Chart and figure data:
□ □ □ □ □

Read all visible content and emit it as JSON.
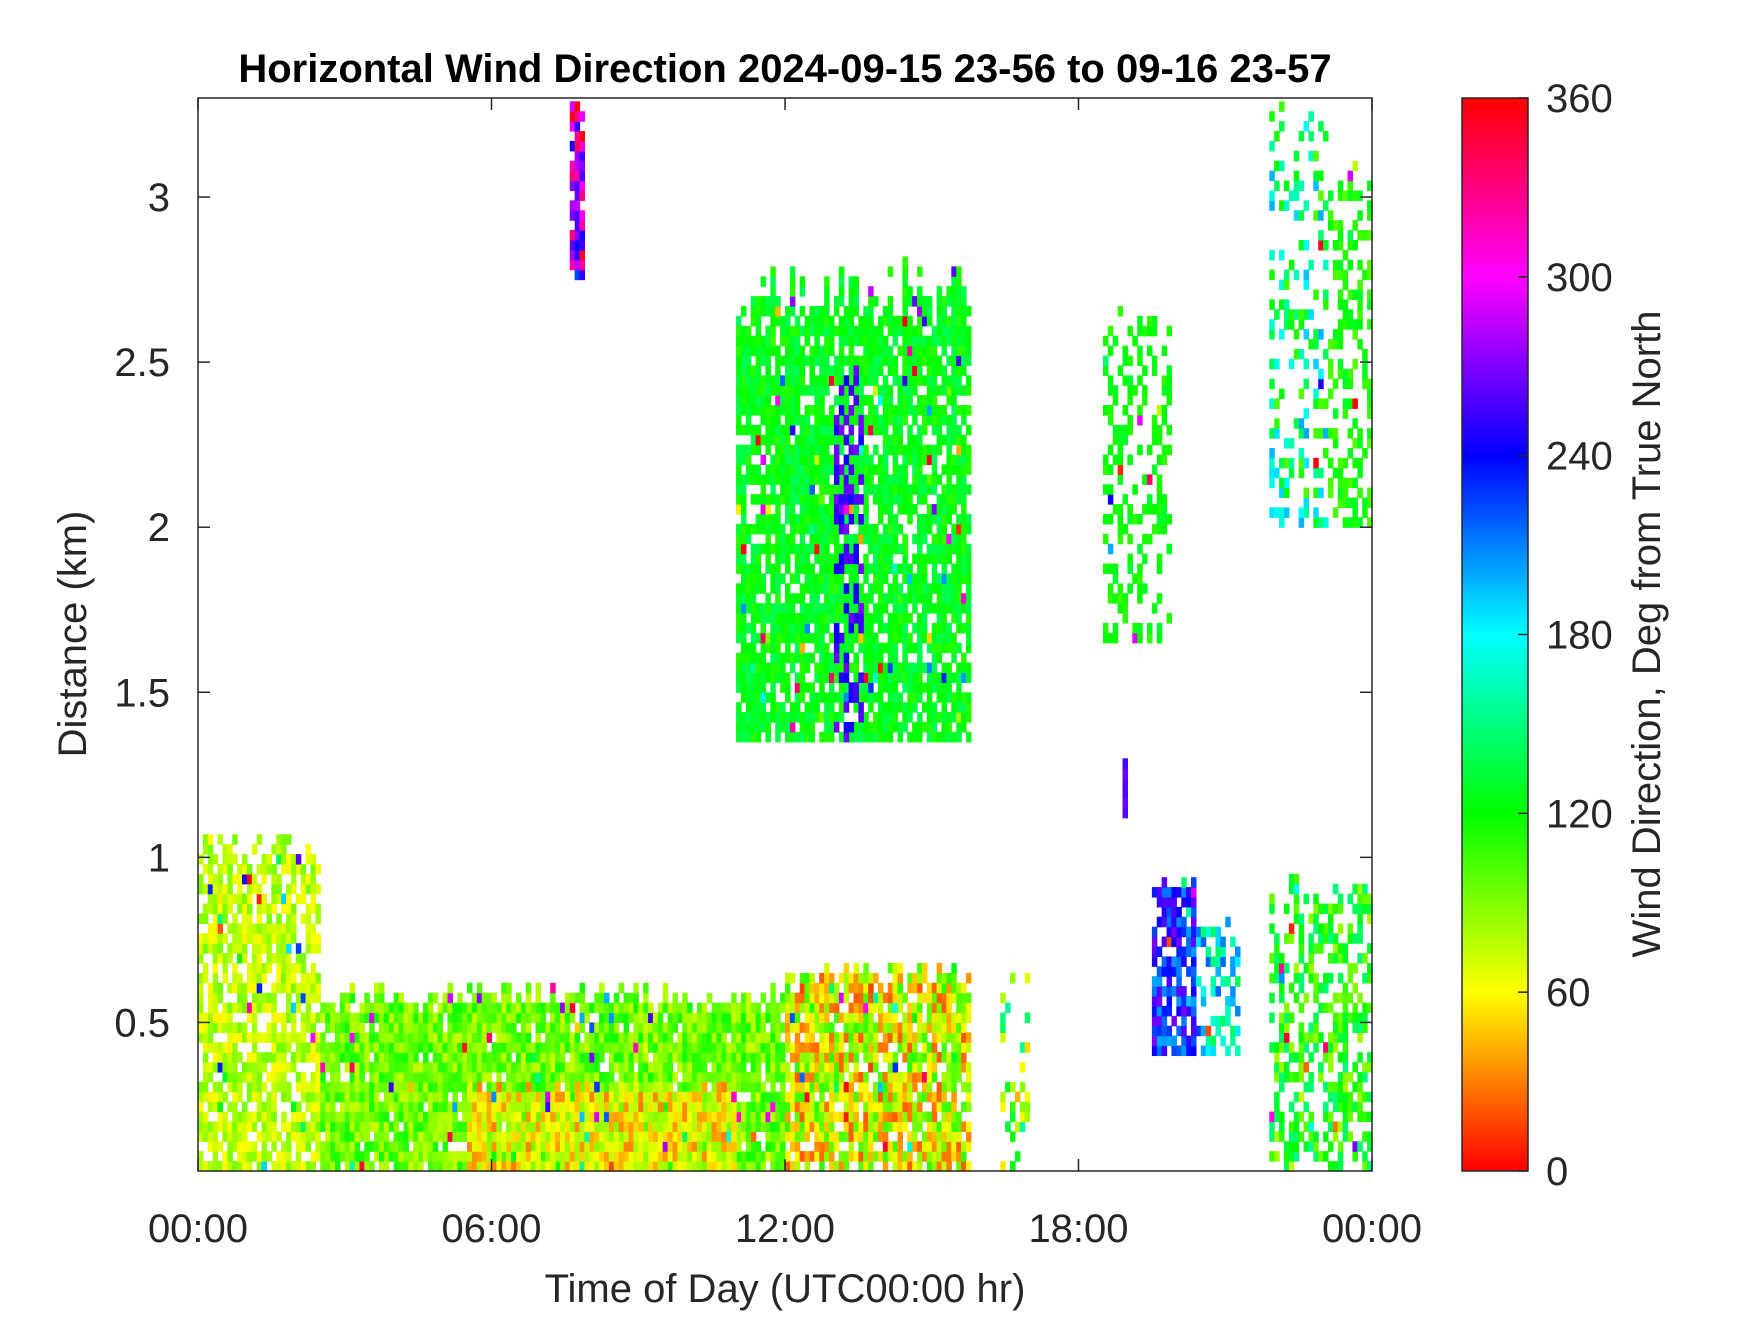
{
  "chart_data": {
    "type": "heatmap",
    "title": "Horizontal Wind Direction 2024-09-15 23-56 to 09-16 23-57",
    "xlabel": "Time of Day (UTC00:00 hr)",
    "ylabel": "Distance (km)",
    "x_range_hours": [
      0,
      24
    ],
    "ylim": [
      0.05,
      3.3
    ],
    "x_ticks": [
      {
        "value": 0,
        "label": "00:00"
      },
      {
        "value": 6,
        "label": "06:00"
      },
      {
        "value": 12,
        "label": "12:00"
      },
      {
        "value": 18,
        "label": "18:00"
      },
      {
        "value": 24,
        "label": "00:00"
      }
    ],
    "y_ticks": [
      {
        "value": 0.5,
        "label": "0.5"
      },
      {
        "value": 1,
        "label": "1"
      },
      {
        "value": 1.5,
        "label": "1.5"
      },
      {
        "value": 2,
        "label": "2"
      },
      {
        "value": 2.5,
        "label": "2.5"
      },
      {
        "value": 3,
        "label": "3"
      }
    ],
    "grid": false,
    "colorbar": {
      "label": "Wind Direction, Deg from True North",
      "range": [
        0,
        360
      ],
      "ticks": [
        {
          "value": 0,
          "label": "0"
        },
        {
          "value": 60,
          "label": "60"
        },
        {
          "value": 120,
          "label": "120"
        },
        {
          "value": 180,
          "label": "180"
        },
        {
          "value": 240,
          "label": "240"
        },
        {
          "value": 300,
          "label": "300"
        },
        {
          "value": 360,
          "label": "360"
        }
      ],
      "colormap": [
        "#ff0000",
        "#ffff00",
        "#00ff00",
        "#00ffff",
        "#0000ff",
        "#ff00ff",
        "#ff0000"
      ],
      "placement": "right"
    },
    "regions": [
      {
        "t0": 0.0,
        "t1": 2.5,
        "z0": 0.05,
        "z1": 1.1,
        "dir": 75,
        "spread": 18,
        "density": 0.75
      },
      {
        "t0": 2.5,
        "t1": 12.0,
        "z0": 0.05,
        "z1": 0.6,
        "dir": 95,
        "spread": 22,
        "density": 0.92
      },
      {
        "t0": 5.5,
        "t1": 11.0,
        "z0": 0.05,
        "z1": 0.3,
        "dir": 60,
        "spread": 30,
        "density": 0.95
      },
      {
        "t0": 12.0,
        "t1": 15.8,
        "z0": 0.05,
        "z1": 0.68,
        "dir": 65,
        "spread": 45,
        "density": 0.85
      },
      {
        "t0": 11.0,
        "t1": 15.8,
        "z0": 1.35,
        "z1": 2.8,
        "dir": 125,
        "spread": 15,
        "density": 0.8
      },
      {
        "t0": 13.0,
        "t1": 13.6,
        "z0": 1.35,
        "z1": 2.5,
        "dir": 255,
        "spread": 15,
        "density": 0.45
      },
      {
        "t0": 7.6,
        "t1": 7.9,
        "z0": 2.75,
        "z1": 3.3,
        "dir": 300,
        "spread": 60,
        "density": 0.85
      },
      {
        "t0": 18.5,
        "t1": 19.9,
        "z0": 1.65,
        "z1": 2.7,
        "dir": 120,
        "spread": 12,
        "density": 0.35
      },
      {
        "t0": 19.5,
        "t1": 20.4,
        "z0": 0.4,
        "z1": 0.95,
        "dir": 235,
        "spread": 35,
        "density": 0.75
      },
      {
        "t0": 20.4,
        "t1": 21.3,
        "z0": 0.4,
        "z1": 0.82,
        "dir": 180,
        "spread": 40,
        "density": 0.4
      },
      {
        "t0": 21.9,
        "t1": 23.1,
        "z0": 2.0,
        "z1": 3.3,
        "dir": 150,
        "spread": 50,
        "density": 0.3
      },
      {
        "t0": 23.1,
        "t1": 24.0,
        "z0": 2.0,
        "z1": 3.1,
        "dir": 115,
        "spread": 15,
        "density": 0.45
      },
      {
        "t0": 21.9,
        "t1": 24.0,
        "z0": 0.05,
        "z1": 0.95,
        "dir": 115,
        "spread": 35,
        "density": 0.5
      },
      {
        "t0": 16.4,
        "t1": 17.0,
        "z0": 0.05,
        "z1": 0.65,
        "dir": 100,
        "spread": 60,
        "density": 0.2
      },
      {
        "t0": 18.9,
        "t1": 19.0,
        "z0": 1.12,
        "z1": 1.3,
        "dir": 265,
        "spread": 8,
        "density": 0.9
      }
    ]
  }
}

□ □ □ □ □

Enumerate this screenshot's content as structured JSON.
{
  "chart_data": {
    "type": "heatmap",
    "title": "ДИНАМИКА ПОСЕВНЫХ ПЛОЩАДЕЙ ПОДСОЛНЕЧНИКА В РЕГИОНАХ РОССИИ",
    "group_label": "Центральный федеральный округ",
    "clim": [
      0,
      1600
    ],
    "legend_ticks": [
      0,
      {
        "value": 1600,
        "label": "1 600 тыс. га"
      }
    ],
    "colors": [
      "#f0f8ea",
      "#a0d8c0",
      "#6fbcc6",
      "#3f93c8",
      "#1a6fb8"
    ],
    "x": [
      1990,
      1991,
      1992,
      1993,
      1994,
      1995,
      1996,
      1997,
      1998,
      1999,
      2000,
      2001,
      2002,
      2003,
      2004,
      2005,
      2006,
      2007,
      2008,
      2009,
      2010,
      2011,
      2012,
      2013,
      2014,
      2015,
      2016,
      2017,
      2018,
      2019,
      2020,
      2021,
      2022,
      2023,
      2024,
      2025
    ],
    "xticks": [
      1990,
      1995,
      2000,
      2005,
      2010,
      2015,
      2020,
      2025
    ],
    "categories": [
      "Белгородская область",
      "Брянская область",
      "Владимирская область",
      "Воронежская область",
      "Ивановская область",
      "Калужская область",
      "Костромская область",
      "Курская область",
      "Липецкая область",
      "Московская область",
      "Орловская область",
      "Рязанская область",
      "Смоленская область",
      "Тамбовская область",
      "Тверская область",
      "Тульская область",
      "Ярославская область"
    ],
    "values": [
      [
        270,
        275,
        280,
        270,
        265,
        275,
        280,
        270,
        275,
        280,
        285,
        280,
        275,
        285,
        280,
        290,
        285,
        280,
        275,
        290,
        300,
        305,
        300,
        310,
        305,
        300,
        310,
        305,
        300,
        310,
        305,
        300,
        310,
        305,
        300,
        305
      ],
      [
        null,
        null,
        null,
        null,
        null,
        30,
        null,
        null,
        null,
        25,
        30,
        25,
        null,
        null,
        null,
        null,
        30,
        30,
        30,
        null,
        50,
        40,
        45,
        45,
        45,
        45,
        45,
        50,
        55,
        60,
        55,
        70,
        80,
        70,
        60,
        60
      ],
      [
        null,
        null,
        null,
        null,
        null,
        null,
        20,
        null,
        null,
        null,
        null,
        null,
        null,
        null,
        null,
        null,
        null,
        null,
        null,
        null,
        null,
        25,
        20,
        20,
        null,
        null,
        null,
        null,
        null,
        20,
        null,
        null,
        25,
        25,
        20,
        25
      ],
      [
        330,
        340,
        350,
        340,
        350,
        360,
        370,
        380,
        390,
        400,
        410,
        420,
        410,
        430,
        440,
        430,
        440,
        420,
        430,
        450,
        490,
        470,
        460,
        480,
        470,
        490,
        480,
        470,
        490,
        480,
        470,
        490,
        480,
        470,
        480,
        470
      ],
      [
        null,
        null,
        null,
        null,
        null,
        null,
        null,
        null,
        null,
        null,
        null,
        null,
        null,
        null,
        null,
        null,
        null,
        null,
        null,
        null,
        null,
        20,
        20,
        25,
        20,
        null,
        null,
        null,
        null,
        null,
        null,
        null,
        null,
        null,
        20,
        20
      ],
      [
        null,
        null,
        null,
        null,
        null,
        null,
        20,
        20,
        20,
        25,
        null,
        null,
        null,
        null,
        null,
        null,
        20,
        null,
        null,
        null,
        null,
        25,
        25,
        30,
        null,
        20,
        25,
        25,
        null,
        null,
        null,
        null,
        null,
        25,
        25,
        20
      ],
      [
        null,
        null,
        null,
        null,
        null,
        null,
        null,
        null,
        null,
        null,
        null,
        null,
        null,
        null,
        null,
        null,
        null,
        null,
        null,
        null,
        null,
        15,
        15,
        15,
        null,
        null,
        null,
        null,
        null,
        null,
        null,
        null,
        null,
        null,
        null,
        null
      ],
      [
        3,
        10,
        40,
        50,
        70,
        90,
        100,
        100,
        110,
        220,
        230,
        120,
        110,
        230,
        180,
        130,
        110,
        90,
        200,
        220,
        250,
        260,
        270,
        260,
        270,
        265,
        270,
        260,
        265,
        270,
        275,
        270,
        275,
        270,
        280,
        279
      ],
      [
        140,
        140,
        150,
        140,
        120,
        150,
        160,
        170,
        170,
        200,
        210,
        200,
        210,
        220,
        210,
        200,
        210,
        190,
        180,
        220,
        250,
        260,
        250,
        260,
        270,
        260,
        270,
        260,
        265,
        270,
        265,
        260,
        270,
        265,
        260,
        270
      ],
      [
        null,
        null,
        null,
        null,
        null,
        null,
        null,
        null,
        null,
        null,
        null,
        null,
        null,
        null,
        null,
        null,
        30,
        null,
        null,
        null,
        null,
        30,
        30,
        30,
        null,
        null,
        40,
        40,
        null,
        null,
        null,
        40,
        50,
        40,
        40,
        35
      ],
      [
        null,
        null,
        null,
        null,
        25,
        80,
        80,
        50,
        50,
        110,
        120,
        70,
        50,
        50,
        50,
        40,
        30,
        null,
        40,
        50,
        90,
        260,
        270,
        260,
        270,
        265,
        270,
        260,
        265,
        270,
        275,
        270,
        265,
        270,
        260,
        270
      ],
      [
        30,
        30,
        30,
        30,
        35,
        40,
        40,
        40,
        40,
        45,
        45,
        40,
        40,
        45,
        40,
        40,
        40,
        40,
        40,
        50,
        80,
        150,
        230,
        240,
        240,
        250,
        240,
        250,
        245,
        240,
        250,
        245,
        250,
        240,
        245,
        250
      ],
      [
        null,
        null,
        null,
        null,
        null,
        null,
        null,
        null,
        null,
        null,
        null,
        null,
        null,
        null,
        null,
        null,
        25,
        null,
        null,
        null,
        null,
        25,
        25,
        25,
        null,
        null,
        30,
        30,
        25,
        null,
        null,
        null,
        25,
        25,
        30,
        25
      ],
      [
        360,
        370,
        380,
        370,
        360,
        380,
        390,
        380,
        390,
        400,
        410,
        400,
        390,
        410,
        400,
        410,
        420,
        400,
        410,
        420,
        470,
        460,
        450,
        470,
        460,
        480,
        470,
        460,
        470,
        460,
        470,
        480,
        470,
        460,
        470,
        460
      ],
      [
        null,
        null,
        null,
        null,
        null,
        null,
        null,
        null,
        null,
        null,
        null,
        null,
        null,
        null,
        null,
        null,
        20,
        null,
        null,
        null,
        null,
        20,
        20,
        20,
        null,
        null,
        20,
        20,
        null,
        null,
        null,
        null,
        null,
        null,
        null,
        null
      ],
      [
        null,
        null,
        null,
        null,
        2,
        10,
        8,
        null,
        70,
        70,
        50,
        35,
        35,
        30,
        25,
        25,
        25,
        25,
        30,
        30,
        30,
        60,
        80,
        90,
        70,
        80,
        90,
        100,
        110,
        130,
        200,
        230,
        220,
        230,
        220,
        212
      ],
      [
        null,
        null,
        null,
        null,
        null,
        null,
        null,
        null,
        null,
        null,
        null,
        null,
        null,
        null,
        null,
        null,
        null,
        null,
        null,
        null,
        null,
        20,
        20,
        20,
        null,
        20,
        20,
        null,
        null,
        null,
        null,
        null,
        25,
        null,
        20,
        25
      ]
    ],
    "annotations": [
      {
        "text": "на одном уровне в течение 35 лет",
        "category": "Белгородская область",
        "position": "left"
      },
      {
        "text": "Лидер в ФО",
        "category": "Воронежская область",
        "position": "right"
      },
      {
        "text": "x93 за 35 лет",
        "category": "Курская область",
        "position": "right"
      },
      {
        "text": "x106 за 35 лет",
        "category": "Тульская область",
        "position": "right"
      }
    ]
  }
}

□ □ □ □ □

Look through the entries and return every line where "Белгородская" appears.

      "Белгородская область",
        "category": "Белгородская область",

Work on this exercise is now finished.